Einträge zu Elementgrenzen

────────────────

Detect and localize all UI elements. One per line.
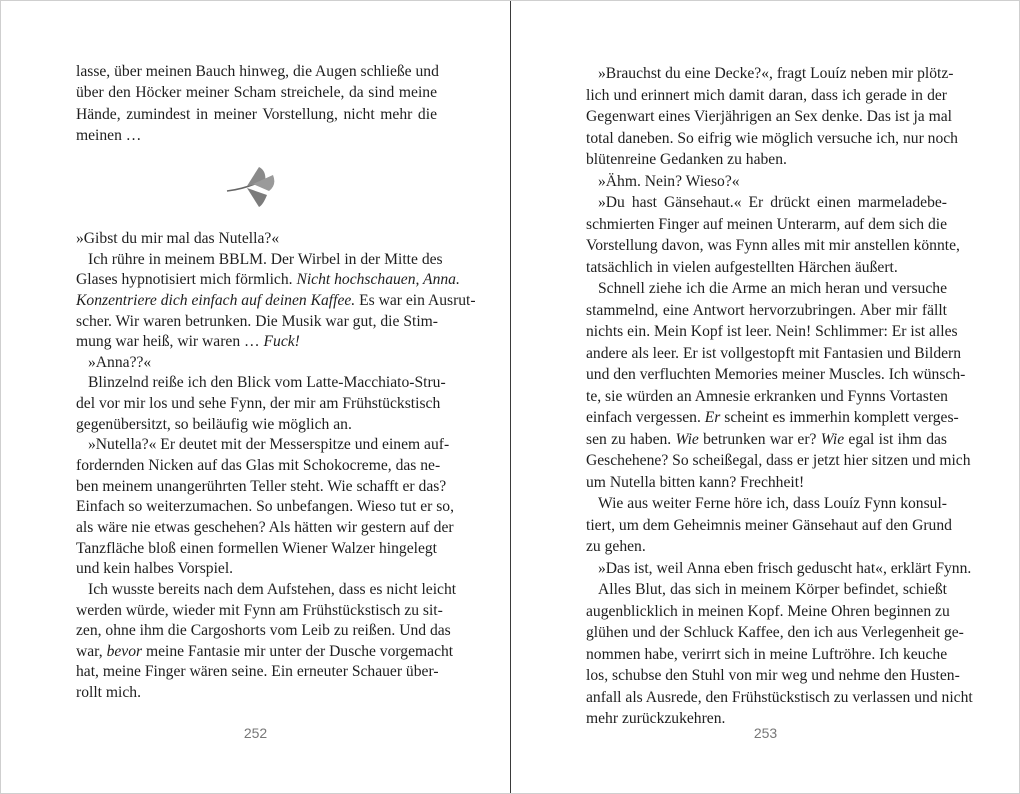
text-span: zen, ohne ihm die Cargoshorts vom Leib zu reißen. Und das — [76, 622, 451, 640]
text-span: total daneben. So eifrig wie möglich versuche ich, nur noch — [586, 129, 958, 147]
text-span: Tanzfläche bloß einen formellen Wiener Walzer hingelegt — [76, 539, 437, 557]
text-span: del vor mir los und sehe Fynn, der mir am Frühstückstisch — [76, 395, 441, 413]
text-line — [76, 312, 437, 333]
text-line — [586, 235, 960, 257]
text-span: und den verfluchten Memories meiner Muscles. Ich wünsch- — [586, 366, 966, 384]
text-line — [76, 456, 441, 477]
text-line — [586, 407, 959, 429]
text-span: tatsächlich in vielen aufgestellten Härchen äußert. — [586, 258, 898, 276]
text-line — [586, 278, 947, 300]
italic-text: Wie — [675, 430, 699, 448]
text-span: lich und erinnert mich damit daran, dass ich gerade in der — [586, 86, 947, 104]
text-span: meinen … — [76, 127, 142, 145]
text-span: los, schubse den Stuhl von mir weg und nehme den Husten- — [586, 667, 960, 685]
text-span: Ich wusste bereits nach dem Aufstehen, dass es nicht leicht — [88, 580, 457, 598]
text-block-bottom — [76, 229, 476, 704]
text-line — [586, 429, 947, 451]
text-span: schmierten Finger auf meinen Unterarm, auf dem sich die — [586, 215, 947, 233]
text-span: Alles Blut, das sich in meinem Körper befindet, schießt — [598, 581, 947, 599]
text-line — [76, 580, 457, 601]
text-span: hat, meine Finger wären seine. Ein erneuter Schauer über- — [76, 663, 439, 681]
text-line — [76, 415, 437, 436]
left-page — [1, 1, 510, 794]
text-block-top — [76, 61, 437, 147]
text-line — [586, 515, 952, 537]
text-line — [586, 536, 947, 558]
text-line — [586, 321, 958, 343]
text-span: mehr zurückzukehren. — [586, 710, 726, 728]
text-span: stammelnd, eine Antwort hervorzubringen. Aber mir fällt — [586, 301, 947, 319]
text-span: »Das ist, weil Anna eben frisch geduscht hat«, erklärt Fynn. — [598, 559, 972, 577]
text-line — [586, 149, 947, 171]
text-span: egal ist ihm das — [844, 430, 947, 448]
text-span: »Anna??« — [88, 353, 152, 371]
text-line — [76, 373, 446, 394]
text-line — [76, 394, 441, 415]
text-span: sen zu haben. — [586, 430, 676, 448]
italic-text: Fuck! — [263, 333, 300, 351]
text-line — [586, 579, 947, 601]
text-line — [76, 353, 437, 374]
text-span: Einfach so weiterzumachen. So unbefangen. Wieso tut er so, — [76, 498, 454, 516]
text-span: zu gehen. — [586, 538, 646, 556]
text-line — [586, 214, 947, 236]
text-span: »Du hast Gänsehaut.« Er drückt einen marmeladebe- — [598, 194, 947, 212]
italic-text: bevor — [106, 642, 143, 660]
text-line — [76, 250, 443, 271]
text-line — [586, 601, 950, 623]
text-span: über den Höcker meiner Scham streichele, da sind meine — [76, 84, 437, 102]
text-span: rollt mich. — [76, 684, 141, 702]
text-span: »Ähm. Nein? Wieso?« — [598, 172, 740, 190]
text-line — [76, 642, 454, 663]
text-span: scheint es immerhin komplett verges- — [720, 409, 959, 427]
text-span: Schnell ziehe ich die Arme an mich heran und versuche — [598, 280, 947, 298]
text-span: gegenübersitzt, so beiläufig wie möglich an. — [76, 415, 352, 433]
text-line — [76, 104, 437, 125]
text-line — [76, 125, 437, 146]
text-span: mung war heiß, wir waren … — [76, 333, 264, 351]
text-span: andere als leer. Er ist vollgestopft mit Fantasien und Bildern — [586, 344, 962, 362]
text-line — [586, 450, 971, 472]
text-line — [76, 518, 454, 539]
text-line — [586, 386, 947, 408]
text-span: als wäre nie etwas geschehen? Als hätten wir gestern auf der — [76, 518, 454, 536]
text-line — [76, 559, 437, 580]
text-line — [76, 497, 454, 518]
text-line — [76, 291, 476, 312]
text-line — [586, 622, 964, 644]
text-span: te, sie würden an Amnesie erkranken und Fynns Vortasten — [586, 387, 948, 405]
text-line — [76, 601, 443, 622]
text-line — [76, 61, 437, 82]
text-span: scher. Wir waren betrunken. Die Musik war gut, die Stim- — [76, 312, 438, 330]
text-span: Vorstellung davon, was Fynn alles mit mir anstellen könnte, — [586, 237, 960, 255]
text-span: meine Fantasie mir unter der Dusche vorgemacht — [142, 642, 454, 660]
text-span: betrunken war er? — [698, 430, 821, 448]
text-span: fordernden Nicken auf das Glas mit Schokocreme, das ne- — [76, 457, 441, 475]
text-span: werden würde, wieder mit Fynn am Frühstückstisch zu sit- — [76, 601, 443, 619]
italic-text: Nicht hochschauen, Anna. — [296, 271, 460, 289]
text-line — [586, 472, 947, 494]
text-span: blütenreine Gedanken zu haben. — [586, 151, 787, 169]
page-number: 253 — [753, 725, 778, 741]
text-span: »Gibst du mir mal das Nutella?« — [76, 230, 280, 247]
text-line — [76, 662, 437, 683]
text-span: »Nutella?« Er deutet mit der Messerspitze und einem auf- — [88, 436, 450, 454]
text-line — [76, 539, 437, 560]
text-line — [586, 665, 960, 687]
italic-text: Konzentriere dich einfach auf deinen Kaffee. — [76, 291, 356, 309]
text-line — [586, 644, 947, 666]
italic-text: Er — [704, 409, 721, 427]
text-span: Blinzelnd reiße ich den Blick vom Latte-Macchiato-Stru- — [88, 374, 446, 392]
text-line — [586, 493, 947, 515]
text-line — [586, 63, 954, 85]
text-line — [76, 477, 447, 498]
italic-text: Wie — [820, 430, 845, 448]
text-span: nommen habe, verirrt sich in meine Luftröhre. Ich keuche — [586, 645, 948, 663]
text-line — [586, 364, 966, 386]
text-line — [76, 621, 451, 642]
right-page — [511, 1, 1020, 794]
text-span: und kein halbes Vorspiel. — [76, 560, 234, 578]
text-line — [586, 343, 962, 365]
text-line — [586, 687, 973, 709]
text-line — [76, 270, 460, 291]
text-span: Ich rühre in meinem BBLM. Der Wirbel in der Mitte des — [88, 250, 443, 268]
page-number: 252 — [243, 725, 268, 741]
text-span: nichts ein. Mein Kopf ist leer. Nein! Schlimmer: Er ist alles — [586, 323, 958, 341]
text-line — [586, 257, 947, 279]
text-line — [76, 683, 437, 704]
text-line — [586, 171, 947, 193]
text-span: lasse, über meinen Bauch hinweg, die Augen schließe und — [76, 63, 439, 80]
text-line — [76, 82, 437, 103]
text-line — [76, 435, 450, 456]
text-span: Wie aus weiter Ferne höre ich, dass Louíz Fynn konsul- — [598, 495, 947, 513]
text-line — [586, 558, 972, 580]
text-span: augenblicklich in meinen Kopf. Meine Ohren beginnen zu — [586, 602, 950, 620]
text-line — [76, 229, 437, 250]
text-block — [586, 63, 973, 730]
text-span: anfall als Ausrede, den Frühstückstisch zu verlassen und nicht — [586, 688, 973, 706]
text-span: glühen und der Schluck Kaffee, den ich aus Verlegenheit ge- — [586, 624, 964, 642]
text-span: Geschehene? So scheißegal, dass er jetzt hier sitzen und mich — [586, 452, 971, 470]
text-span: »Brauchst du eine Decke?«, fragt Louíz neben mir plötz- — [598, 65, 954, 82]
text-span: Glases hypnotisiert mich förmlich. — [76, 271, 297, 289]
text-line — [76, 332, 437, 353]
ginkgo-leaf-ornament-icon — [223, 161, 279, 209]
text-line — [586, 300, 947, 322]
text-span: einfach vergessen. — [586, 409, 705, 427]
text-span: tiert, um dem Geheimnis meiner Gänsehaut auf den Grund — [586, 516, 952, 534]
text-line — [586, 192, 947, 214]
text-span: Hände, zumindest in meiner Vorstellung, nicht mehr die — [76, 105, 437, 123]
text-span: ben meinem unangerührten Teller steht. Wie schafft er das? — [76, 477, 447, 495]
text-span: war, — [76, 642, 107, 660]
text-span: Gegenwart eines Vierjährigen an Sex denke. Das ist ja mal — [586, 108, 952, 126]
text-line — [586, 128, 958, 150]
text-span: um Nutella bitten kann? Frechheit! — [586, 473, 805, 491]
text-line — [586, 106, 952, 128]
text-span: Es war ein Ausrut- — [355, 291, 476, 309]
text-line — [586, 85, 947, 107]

────────────────

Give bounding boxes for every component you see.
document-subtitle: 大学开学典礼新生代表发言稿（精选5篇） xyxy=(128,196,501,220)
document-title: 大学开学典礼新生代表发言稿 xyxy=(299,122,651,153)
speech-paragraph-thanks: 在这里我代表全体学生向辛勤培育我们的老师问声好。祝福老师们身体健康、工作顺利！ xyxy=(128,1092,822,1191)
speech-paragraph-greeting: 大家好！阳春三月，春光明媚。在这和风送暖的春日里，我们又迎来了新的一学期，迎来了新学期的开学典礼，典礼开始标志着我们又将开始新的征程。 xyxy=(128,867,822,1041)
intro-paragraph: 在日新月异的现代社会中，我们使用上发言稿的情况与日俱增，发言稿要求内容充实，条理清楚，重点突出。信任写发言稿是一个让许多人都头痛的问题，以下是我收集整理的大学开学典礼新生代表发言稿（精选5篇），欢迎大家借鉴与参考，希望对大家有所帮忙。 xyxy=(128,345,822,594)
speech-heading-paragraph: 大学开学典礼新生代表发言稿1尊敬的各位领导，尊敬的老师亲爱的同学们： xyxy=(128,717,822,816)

────────────────

▶ Schriftliche Aufgabe: Gib die Einträge von der Zeile mit „text-span: zen, ohne“ bis zur Zeile mit „text-line — [76, 456, 441, 477]“ unverändert aus, beide Grenzzeilen eingeschlossen.

▶ Antwort:
text-span: zen, ohne ihm die Cargoshorts vom Leib zu reißen. Und das — [76, 622, 451, 640]
text-span: total daneben. So eifrig wie möglich versuche ich, nur noch — [586, 129, 958, 147]
text-span: Tanzfläche bloß einen formellen Wiener Walzer hingelegt — [76, 539, 437, 557]
text-span: del vor mir los und sehe Fynn, der mir am Frühstückstisch — [76, 395, 441, 413]
text-line — [76, 312, 437, 333]
text-line — [586, 235, 960, 257]
text-span: und den verfluchten Memories meiner Muscles. Ich wünsch- — [586, 366, 966, 384]
text-line — [76, 456, 441, 477]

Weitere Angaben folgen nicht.